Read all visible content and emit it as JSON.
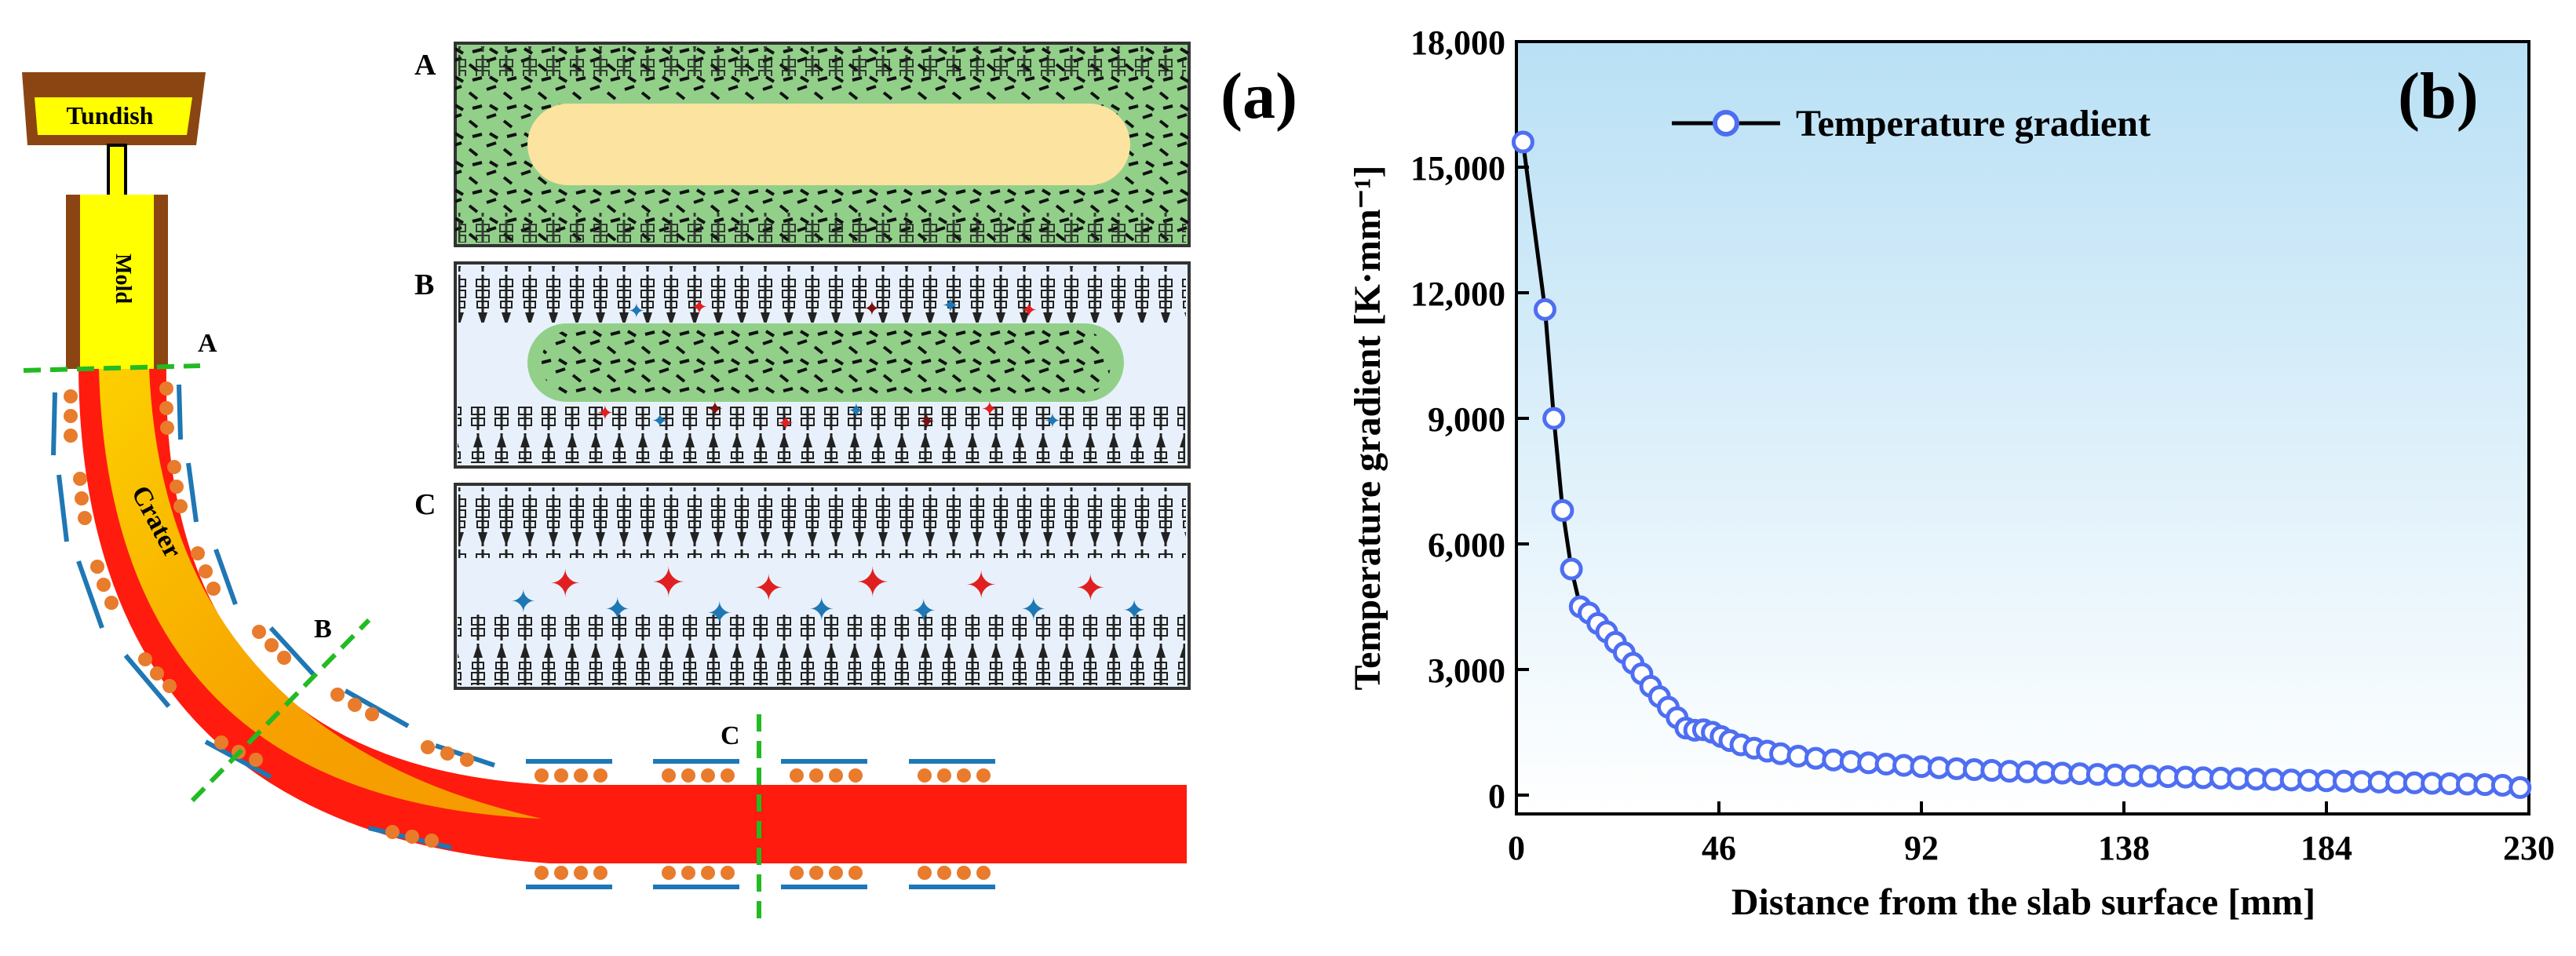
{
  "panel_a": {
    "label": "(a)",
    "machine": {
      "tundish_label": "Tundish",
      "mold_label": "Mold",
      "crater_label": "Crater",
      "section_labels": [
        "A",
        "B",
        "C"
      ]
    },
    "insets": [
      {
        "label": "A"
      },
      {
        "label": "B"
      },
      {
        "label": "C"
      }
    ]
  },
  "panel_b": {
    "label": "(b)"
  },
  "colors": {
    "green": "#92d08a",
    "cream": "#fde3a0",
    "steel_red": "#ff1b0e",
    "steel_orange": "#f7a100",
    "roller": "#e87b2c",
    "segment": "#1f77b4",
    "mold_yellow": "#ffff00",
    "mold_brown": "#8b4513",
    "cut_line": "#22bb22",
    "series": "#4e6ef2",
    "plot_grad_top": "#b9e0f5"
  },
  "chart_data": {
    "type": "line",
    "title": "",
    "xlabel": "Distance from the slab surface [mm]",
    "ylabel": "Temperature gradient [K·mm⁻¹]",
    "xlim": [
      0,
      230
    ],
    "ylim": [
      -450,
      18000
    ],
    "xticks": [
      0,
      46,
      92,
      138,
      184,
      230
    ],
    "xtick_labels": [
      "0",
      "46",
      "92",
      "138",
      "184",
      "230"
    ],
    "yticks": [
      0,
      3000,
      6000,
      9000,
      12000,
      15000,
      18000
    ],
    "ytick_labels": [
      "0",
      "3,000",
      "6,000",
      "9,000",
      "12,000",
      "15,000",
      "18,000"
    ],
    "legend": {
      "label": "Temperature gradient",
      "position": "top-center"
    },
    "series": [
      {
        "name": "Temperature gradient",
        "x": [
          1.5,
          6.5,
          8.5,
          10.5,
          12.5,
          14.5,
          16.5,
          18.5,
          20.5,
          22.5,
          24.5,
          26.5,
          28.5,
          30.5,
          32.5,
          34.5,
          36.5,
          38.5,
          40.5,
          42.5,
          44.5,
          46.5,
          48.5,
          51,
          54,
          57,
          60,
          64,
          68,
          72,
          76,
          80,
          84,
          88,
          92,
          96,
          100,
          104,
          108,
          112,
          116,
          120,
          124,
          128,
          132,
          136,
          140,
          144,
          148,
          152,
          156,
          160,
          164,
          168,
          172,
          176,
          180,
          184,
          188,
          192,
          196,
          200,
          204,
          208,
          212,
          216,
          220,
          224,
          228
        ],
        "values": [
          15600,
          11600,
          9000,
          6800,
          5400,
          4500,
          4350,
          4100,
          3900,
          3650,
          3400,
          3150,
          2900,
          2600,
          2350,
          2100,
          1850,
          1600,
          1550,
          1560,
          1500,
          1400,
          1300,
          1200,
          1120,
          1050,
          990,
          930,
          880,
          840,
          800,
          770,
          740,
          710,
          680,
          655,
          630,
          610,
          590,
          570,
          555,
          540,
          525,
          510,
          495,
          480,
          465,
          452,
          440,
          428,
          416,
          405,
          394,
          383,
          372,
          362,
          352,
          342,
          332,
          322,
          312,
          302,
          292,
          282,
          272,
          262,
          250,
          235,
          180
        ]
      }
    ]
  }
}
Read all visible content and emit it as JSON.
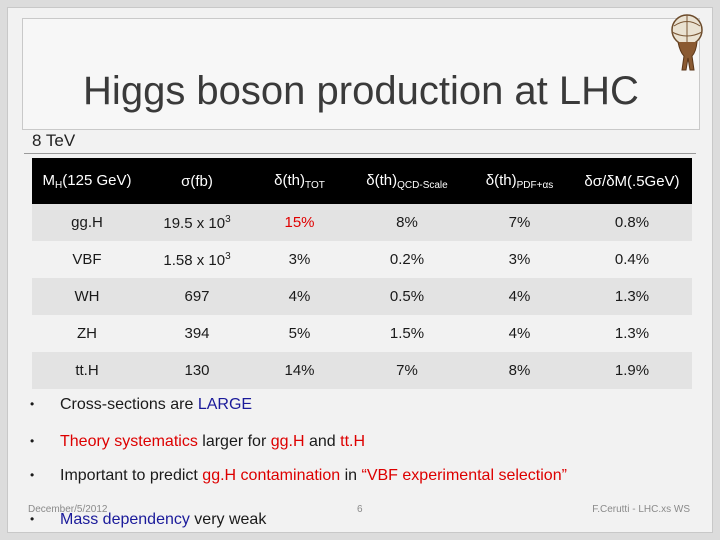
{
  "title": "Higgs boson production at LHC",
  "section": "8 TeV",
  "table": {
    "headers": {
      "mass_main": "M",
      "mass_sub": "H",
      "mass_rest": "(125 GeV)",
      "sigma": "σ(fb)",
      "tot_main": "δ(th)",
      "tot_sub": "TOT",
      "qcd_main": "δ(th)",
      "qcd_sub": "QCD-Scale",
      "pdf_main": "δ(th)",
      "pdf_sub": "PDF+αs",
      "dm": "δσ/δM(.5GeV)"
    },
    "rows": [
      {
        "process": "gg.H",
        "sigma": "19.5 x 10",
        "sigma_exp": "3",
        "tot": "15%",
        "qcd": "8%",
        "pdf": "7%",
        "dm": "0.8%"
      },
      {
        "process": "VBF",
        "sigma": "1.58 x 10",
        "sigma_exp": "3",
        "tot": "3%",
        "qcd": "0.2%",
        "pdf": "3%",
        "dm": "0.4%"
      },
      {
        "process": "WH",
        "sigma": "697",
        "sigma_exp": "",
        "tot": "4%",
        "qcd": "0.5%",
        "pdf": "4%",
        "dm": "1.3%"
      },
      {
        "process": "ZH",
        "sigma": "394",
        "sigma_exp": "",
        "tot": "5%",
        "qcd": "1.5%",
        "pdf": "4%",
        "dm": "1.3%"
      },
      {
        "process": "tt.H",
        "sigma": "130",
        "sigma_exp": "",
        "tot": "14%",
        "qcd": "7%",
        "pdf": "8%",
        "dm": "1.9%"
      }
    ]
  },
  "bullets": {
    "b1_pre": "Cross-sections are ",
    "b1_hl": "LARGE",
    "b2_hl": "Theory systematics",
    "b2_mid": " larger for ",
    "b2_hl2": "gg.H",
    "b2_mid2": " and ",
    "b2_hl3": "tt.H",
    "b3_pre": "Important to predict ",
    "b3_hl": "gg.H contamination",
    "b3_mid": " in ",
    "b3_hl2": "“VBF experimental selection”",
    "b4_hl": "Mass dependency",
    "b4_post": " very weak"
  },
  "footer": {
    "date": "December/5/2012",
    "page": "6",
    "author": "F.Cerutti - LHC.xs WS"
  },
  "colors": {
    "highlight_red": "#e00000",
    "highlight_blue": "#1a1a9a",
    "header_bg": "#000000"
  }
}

EXERCISE: Extract every line from the records above that contains the word "title".

FINISHED TASK:
    "title": "",
  "title": "Higgs boson production at LHC",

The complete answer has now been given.